◆ REQUIREMENTS
Search the data for the string "untuk" and extract every line where it appears.

Extracted records:

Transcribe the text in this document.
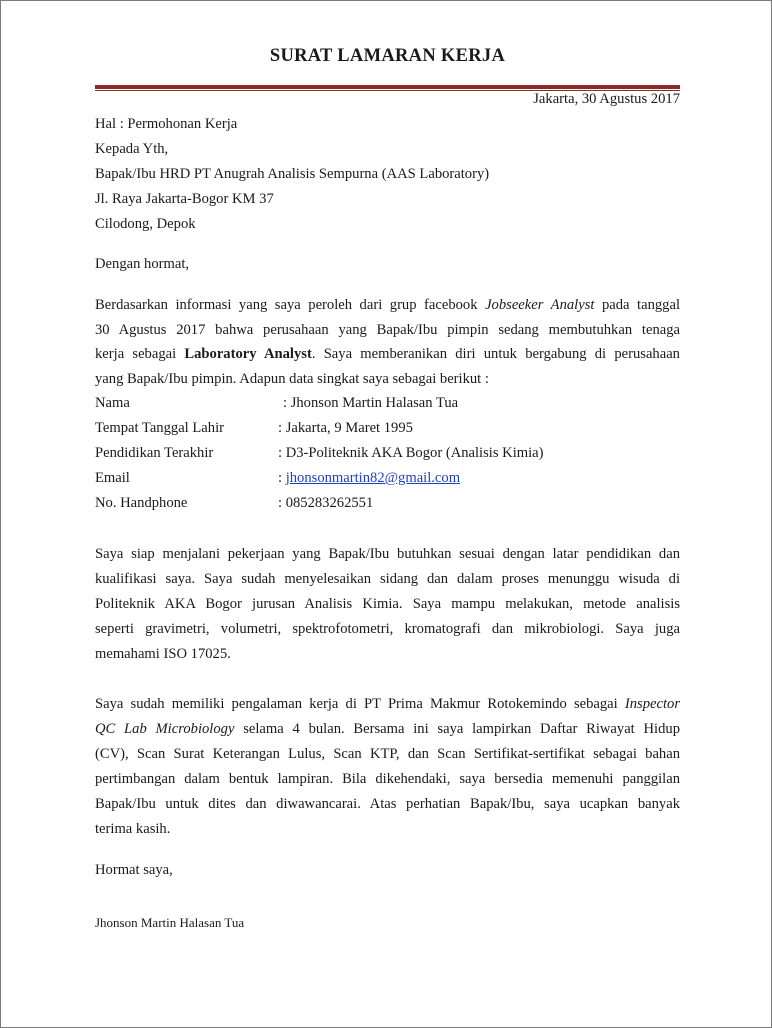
SURAT LAMARAN KERJA
Jakarta, 30 Agustus 2017
Hal : Permohonan Kerja
Kepada Yth,
Bapak/Ibu HRD PT Anugrah Analisis Sempurna (AAS Laboratory)
Jl. Raya Jakarta-Bogor KM 37
Cilodong, Depok
Dengan hormat,
Berdasarkan informasi yang saya peroleh dari grup facebook Jobseeker Analyst pada tanggal
30 Agustus 2017 bahwa perusahaan yang Bapak/Ibu pimpin sedang membutuhkan tenaga
kerja sebagai Laboratory Analyst. Saya memberanikan diri untuk bergabung di perusahaan
yang Bapak/Ibu pimpin. Adapun data singkat saya sebagai berikut :
Nama	: Jhonson Martin Halasan Tua
Tempat Tanggal Lahir	: Jakarta, 9 Maret 1995
Pendidikan Terakhir	: D3-Politeknik AKA Bogor (Analisis Kimia)
Email	: jhonsonmartin82@gmail.com
No. Handphone	: 085283262551
Saya siap menjalani pekerjaan yang Bapak/Ibu butuhkan sesuai dengan latar pendidikan dan
kualifikasi saya. Saya sudah menyelesaikan sidang dan dalam proses menunggu wisuda di
Politeknik AKA Bogor jurusan Analisis Kimia. Saya mampu melakukan, metode analisis
seperti gravimetri, volumetri, spektrofotometri, kromatografi dan mikrobiologi. Saya juga
memahami ISO 17025.
Saya sudah memiliki pengalaman kerja di PT Prima Makmur Rotokemindo sebagai Inspector
QC Lab Microbiology selama 4 bulan. Bersama ini saya lampirkan Daftar Riwayat Hidup
(CV), Scan Surat Keterangan Lulus, Scan KTP, dan Scan Sertifikat-sertifikat sebagai bahan
pertimbangan dalam bentuk lampiran. Bila dikehendaki, saya bersedia memenuhi panggilan
Bapak/Ibu untuk dites dan diwawancarai. Atas perhatian Bapak/Ibu, saya ucapkan banyak
terima kasih.
Hormat saya,
Jhonson Martin Halasan Tua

◆ THE SOLUTION
kerja sebagai Laboratory Analyst. Saya memberanikan diri untuk bergabung di perusahaan
Bapak/Ibu untuk dites dan diwawancarai. Atas perhatian Bapak/Ibu, saya ucapkan banyak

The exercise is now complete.